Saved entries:
_ _ _ _
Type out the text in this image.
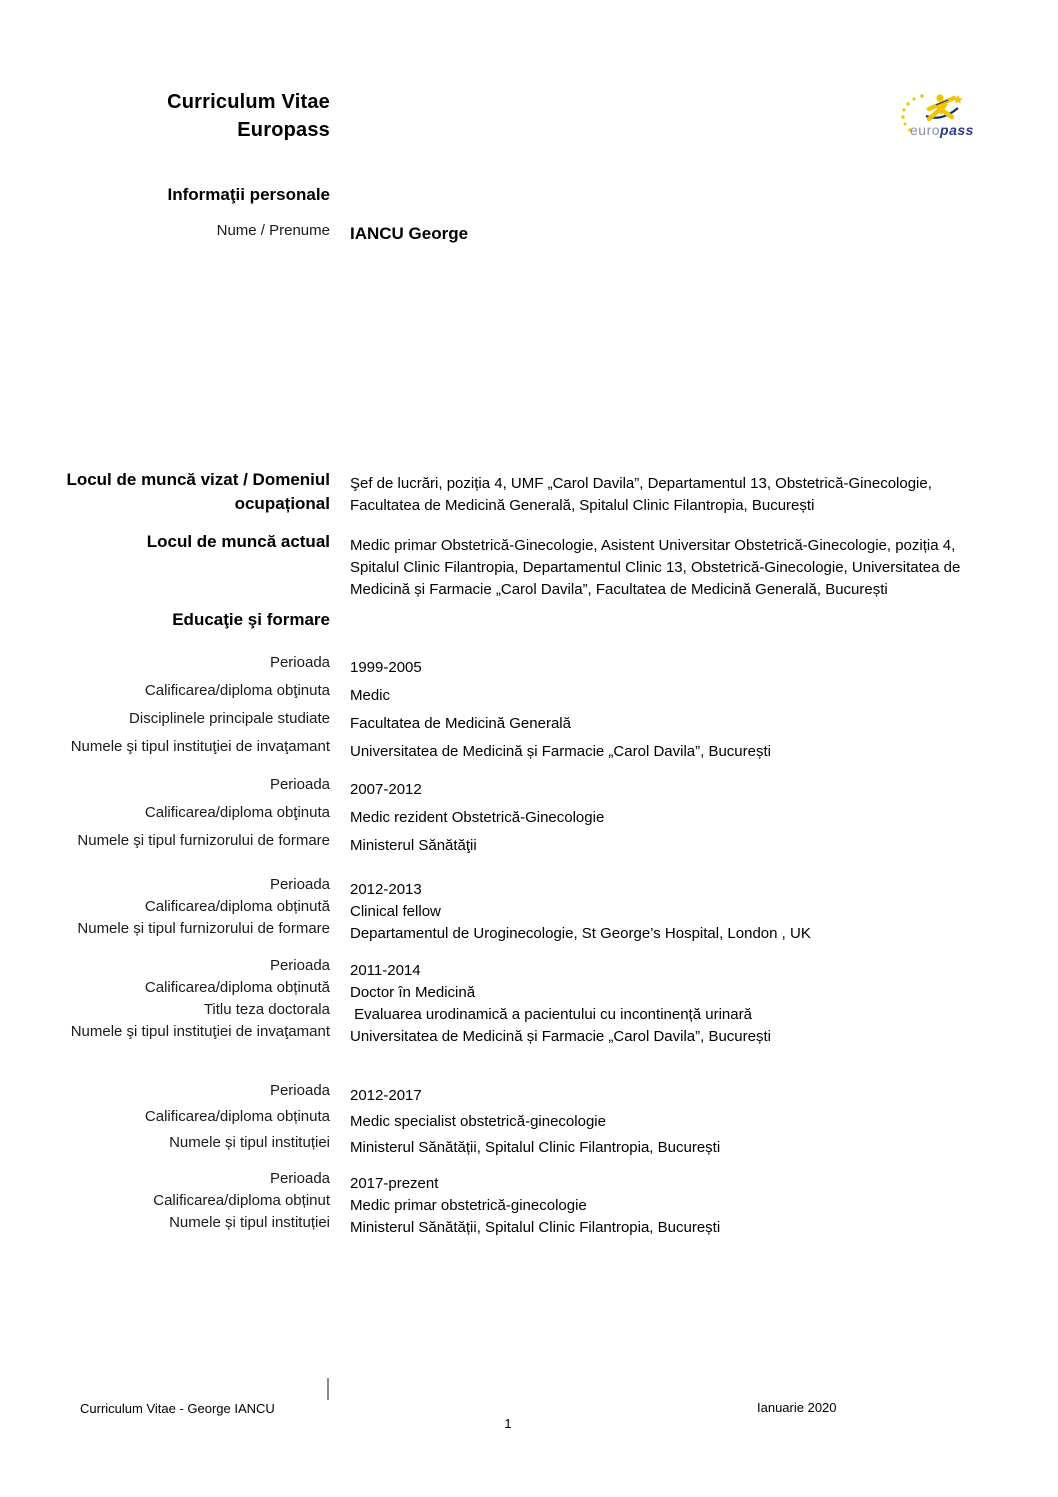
Curriculum Vitae
Europass	europass
Informaţii personale
Nume / Prenume IANCU George
Locul de muncă vizat / Domeniul ocupațional
Şef de lucrări, poziția 4, UMF „Carol Davila”, Departamentul 13, Obstetrică-Ginecologie, Facultatea de Medicină Generală, Spitalul Clinic Filantropia, București
Locul de muncă actual Medic primar Obstetrică-Ginecologie, Asistent Universitar Obstetrică-Ginecologie, poziția 4, Spitalul Clinic Filantropia, Departamentul Clinic 13, Obstetrică-Ginecologie, Universitatea de Medicină și Farmacie „Carol Davila”, Facultatea de Medicină Generală, București
Educaţie şi formare
Perioada 1999-2005
Calificarea/diploma obţinuta Medic
Disciplinele principale studiate Facultatea de Medicină Generală
Numele şi tipul instituţiei de invaţamant Universitatea de Medicină și Farmacie „Carol Davila”, București
Perioada 2007-2012
Calificarea/diploma obţinuta Medic rezident Obstetrică-Ginecologie
Numele şi tipul furnizorului de formare Ministerul Sănătăţii
Perioada 2012-2013
Calificarea/diploma obținută Clinical fellow
Numele și tipul furnizorului de formare Departamentul de Uroginecologie, St George’s Hospital, London , UK
Perioada 2011-2014
Calificarea/diploma obținută Doctor în Medicină
Titlu teza doctorala Evaluarea urodinamică a pacientului cu incontinență urinară
Numele şi tipul instituţiei de invaţamant Universitatea de Medicină și Farmacie „Carol Davila”, București
Perioada 2012-2017
Calificarea/diploma obținuta Medic specialist obstetrică-ginecologie
Numele și tipul instituției Ministerul Sănătății, Spitalul Clinic Filantropia, București
Perioada 2017-prezent
Calificarea/diploma obținut Medic primar obstetrică-ginecologie
Numele și tipul instituției Ministerul Sănătății, Spitalul Clinic Filantropia, București
Curriculum Vitae - George IANCU	Ianuarie 2020
1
_ _ _ _
All of the lines above should be printed exactly, minus the pictures.

**Reply to the task:**
Type out the text in this image.
Curriculum Vitae
Europass	europass
Informaţii personale
Nume / Prenume IANCU George
Locul de muncă vizat / Domeniul ocupațional
Şef de lucrări, poziția 4, UMF „Carol Davila”, Departamentul 13, Obstetrică-Ginecologie, Facultatea de Medicină Generală, Spitalul Clinic Filantropia, București
Locul de muncă actual Medic primar Obstetrică-Ginecologie, Asistent Universitar Obstetrică-Ginecologie, poziția 4, Spitalul Clinic Filantropia, Departamentul Clinic 13, Obstetrică-Ginecologie, Universitatea de Medicină și Farmacie „Carol Davila”, Facultatea de Medicină Generală, București
Educaţie şi formare
Perioada 1999-2005
Calificarea/diploma obţinuta Medic
Disciplinele principale studiate Facultatea de Medicină Generală
Numele şi tipul instituţiei de invaţamant Universitatea de Medicină și Farmacie „Carol Davila”, București
Perioada 2007-2012
Calificarea/diploma obţinuta Medic rezident Obstetrică-Ginecologie
Numele şi tipul furnizorului de formare Ministerul Sănătăţii
Perioada 2012-2013
Calificarea/diploma obținută Clinical fellow
Numele și tipul furnizorului de formare Departamentul de Uroginecologie, St George’s Hospital, London , UK
Perioada 2011-2014
Calificarea/diploma obținută Doctor în Medicină
Titlu teza doctorala Evaluarea urodinamică a pacientului cu incontinență urinară
Numele şi tipul instituţiei de invaţamant Universitatea de Medicină și Farmacie „Carol Davila”, București
Perioada 2012-2017
Calificarea/diploma obținuta Medic specialist obstetrică-ginecologie
Numele și tipul instituției Ministerul Sănătății, Spitalul Clinic Filantropia, București
Perioada 2017-prezent
Calificarea/diploma obținut Medic primar obstetrică-ginecologie
Numele și tipul instituției Ministerul Sănătății, Spitalul Clinic Filantropia, București
Curriculum Vitae - George IANCU	Ianuarie 2020
1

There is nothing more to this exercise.